─── Dataset content ───

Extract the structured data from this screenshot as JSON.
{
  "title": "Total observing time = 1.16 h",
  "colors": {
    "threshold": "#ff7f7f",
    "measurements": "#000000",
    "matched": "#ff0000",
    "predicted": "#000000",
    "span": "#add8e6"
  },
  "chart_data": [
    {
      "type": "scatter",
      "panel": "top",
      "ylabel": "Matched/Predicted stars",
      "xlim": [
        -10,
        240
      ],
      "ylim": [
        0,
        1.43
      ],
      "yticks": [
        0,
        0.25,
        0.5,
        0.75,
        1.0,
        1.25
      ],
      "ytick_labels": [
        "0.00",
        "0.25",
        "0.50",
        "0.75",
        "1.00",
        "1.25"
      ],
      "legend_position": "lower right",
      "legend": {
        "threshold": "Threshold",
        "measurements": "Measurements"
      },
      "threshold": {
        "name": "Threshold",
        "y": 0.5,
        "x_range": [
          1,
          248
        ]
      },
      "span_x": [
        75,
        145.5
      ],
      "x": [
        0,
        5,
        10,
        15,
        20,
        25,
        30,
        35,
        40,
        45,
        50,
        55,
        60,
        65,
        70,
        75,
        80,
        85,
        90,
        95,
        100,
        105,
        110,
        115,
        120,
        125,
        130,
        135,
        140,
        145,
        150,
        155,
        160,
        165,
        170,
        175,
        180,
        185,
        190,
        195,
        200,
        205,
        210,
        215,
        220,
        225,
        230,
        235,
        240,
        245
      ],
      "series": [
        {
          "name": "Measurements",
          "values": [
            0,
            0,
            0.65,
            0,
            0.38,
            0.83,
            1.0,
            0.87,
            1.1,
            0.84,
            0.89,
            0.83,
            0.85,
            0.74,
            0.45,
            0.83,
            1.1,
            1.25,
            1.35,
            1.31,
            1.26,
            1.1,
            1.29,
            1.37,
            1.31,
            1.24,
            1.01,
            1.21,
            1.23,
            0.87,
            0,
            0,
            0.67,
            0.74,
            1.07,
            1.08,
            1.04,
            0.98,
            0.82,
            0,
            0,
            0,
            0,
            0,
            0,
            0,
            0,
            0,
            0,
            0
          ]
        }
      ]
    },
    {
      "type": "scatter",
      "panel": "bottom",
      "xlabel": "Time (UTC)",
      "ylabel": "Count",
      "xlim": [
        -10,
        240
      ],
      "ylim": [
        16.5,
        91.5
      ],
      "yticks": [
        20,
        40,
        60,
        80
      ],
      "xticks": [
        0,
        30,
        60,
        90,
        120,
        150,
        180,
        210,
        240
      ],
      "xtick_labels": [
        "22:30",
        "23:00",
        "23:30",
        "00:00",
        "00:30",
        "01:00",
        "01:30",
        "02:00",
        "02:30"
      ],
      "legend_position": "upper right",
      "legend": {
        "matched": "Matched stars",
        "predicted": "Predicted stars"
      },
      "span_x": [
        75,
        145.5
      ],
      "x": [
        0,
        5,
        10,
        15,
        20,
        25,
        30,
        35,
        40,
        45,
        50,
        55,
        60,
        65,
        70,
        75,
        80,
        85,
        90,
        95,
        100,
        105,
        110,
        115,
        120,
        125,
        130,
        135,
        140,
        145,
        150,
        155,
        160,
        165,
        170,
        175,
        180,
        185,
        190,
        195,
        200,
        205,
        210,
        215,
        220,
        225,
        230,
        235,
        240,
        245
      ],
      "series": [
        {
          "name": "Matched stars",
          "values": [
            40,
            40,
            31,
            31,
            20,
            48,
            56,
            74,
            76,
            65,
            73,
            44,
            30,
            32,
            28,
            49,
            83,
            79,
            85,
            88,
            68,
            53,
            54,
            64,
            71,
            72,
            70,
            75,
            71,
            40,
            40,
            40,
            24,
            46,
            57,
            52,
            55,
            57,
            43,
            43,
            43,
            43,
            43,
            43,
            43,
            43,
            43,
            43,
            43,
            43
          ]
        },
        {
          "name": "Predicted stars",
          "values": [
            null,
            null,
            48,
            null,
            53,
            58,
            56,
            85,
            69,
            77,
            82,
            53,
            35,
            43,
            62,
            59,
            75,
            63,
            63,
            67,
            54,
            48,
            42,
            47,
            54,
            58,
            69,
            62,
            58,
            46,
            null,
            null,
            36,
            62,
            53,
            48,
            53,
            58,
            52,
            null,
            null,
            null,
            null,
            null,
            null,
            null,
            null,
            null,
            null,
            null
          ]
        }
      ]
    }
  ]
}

───

▶ **Objective**
In the records above, locate the lines holding the word "stars". Copy each of them.

▶ **Finished task**
      "ylabel": "Matched/Predicted stars",
        "matched": "Matched stars",
        "predicted": "Predicted stars"
          "name": "Matched stars",
          "name": "Predicted stars",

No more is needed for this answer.